Entries taken from a collection
※ ※ ※

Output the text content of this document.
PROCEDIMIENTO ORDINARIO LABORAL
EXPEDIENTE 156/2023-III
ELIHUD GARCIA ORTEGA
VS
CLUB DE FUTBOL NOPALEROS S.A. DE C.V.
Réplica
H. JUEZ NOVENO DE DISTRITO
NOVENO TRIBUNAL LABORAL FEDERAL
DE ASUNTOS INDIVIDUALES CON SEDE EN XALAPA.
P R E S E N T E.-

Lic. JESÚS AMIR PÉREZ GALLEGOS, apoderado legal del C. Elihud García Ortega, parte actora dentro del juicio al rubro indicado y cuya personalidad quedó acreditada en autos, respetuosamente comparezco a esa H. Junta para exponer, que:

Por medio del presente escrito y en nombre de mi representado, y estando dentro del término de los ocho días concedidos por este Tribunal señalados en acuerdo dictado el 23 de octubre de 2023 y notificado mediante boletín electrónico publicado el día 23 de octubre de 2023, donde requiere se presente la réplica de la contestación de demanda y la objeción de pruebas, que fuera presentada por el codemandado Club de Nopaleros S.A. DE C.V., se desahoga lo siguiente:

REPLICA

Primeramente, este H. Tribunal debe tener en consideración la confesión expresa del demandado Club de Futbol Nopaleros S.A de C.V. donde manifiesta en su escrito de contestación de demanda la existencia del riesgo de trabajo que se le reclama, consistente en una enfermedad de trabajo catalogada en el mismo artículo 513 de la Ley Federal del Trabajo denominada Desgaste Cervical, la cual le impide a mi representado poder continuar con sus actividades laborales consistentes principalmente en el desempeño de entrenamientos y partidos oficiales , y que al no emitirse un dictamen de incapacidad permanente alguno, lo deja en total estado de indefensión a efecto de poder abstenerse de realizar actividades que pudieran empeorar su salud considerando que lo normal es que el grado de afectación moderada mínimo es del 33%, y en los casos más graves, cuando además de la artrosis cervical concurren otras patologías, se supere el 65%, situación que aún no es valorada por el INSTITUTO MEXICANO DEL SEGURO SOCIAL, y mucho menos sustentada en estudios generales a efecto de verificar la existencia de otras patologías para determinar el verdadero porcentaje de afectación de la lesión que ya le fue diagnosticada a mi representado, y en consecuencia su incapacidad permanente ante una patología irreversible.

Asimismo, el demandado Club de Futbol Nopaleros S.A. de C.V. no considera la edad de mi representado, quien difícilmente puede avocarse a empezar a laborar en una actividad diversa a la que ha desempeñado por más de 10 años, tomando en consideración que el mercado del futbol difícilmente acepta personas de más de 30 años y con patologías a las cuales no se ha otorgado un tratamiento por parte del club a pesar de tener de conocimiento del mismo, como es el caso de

※ ※ ※

Each line of the material should be duplicated exactly, please.

### Answer to this exercise
Output the text content of this document.
PROCEDIMIENTO ORDINARIO LABORAL
EXPEDIENTE 156/2023-III
ELIHUD GARCIA ORTEGA
VS
CLUB DE FUTBOL NOPALEROS S.A. DE C.V.
Réplica
H. JUEZ NOVENO DE DISTRITO
NOVENO TRIBUNAL LABORAL FEDERAL
DE ASUNTOS INDIVIDUALES CON SEDE EN XALAPA.
P R E S E N T E.-

Lic. JESÚS AMIR PÉREZ GALLEGOS, apoderado legal del C. Elihud García Ortega, parte actora dentro del juicio al rubro indicado y cuya personalidad quedó acreditada en autos, respetuosamente comparezco a esa H. Junta para exponer, que:

Por medio del presente escrito y en nombre de mi representado, y estando dentro del término de los ocho días concedidos por este Tribunal señalados en acuerdo dictado el 23 de octubre de 2023 y notificado mediante boletín electrónico publicado el día 23 de octubre de 2023, donde requiere se presente la réplica de la contestación de demanda y la objeción de pruebas, que fuera presentada por el codemandado Club de Nopaleros S.A. DE C.V., se desahoga lo siguiente:

REPLICA

Primeramente, este H. Tribunal debe tener en consideración la confesión expresa del demandado Club de Futbol Nopaleros S.A de C.V. donde manifiesta en su escrito de contestación de demanda la existencia del riesgo de trabajo que se le reclama, consistente en una enfermedad de trabajo catalogada en el mismo artículo 513 de la Ley Federal del Trabajo denominada Desgaste Cervical, la cual le impide a mi representado poder continuar con sus actividades laborales consistentes principalmente en el desempeño de entrenamientos y partidos oficiales , y que al no emitirse un dictamen de incapacidad permanente alguno, lo deja en total estado de indefensión a efecto de poder abstenerse de realizar actividades que pudieran empeorar su salud considerando que lo normal es que el grado de afectación moderada mínimo es del 33%, y en los casos más graves, cuando además de la artrosis cervical concurren otras patologías, se supere el 65%, situación que aún no es valorada por el INSTITUTO MEXICANO DEL SEGURO SOCIAL, y mucho menos sustentada en estudios generales a efecto de verificar la existencia de otras patologías para determinar el verdadero porcentaje de afectación de la lesión que ya le fue diagnosticada a mi representado, y en consecuencia su incapacidad permanente ante una patología irreversible.

Asimismo, el demandado Club de Futbol Nopaleros S.A. de C.V. no considera la edad de mi representado, quien difícilmente puede avocarse a empezar a laborar en una actividad diversa a la que ha desempeñado por más de 10 años, tomando en consideración que el mercado del futbol difícilmente acepta personas de más de 30 años y con patologías a las cuales no se ha otorgado un tratamiento por parte del club a pesar de tener de conocimiento del mismo, como es el caso de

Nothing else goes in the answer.